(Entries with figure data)

* start *

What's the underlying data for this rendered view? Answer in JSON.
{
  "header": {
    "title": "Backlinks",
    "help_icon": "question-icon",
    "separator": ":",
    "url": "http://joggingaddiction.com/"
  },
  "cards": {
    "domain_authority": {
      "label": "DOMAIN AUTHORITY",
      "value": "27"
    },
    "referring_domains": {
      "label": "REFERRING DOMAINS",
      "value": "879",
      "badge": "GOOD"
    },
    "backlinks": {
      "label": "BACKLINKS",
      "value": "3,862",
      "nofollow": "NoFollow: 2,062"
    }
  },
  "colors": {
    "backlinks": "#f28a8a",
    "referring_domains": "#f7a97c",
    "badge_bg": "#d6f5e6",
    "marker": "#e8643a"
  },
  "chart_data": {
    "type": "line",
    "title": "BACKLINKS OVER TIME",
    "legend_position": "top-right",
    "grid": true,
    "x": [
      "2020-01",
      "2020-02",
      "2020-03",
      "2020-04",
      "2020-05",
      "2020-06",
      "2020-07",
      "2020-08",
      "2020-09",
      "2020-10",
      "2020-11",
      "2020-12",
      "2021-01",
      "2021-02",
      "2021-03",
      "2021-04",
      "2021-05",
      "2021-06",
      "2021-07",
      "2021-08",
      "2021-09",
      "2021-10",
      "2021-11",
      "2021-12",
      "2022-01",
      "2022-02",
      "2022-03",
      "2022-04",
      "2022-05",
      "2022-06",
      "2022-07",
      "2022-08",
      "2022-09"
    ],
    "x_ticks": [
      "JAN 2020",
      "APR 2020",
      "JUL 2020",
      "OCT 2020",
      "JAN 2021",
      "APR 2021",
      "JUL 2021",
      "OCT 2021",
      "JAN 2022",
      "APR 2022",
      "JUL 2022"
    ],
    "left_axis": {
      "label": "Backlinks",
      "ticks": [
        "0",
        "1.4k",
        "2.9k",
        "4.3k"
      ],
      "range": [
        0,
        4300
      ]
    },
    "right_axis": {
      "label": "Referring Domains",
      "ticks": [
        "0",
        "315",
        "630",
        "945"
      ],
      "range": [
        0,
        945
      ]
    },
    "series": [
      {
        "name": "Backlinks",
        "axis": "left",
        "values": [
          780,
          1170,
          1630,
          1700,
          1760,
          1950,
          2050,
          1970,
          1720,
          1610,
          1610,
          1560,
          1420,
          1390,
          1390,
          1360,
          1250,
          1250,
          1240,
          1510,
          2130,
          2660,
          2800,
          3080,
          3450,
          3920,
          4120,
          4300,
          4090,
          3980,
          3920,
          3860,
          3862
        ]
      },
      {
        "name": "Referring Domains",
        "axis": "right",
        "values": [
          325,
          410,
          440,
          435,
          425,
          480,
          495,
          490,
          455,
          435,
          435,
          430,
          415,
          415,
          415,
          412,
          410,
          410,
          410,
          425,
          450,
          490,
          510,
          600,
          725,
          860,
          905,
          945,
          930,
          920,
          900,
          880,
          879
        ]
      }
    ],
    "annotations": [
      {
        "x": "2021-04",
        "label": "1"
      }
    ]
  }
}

* end *

* Your objective *
Take the entries and copy them out exactly.

* Response to the task *
What's the underlying data for this rendered view? Answer in JSON.
{
  "header": {
    "title": "Backlinks",
    "help_icon": "question-icon",
    "separator": ":",
    "url": "http://joggingaddiction.com/"
  },
  "cards": {
    "domain_authority": {
      "label": "DOMAIN AUTHORITY",
      "value": "27"
    },
    "referring_domains": {
      "label": "REFERRING DOMAINS",
      "value": "879",
      "badge": "GOOD"
    },
    "backlinks": {
      "label": "BACKLINKS",
      "value": "3,862",
      "nofollow": "NoFollow: 2,062"
    }
  },
  "colors": {
    "backlinks": "#f28a8a",
    "referring_domains": "#f7a97c",
    "badge_bg": "#d6f5e6",
    "marker": "#e8643a"
  },
  "chart_data": {
    "type": "line",
    "title": "BACKLINKS OVER TIME",
    "legend_position": "top-right",
    "grid": true,
    "x": [
      "2020-01",
      "2020-02",
      "2020-03",
      "2020-04",
      "2020-05",
      "2020-06",
      "2020-07",
      "2020-08",
      "2020-09",
      "2020-10",
      "2020-11",
      "2020-12",
      "2021-01",
      "2021-02",
      "2021-03",
      "2021-04",
      "2021-05",
      "2021-06",
      "2021-07",
      "2021-08",
      "2021-09",
      "2021-10",
      "2021-11",
      "2021-12",
      "2022-01",
      "2022-02",
      "2022-03",
      "2022-04",
      "2022-05",
      "2022-06",
      "2022-07",
      "2022-08",
      "2022-09"
    ],
    "x_ticks": [
      "JAN 2020",
      "APR 2020",
      "JUL 2020",
      "OCT 2020",
      "JAN 2021",
      "APR 2021",
      "JUL 2021",
      "OCT 2021",
      "JAN 2022",
      "APR 2022",
      "JUL 2022"
    ],
    "left_axis": {
      "label": "Backlinks",
      "ticks": [
        "0",
        "1.4k",
        "2.9k",
        "4.3k"
      ],
      "range": [
        0,
        4300
      ]
    },
    "right_axis": {
      "label": "Referring Domains",
      "ticks": [
        "0",
        "315",
        "630",
        "945"
      ],
      "range": [
        0,
        945
      ]
    },
    "series": [
      {
        "name": "Backlinks",
        "axis": "left",
        "values": [
          780,
          1170,
          1630,
          1700,
          1760,
          1950,
          2050,
          1970,
          1720,
          1610,
          1610,
          1560,
          1420,
          1390,
          1390,
          1360,
          1250,
          1250,
          1240,
          1510,
          2130,
          2660,
          2800,
          3080,
          3450,
          3920,
          4120,
          4300,
          4090,
          3980,
          3920,
          3860,
          3862
        ]
      },
      {
        "name": "Referring Domains",
        "axis": "right",
        "values": [
          325,
          410,
          440,
          435,
          425,
          480,
          495,
          490,
          455,
          435,
          435,
          430,
          415,
          415,
          415,
          412,
          410,
          410,
          410,
          425,
          450,
          490,
          510,
          600,
          725,
          860,
          905,
          945,
          930,
          920,
          900,
          880,
          879
        ]
      }
    ],
    "annotations": [
      {
        "x": "2021-04",
        "label": "1"
      }
    ]
  }
}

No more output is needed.